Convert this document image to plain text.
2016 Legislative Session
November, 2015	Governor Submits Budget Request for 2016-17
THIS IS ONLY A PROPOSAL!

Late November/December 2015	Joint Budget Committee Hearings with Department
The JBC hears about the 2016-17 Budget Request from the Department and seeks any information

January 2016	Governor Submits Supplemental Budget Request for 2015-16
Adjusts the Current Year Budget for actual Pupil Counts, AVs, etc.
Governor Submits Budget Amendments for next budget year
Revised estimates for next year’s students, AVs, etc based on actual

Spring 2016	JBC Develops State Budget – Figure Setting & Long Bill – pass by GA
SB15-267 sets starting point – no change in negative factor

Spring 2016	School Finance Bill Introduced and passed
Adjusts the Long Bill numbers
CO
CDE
____
*STATED TASK:* Produce an exact copy of every entry above.

*REPLY:*
Convert this document image to plain text.
2016 Legislative Session
November, 2015	Governor Submits Budget Request for 2016-17
THIS IS ONLY A PROPOSAL!

Late November/December 2015	Joint Budget Committee Hearings with Department
The JBC hears about the 2016-17 Budget Request from the Department and seeks any information

January 2016	Governor Submits Supplemental Budget Request for 2015-16
Adjusts the Current Year Budget for actual Pupil Counts, AVs, etc.
Governor Submits Budget Amendments for next budget year
Revised estimates for next year’s students, AVs, etc based on actual

Spring 2016	JBC Develops State Budget – Figure Setting & Long Bill – pass by GA
SB15-267 sets starting point – no change in negative factor

Spring 2016	School Finance Bill Introduced and passed
Adjusts the Long Bill numbers
CO
CDE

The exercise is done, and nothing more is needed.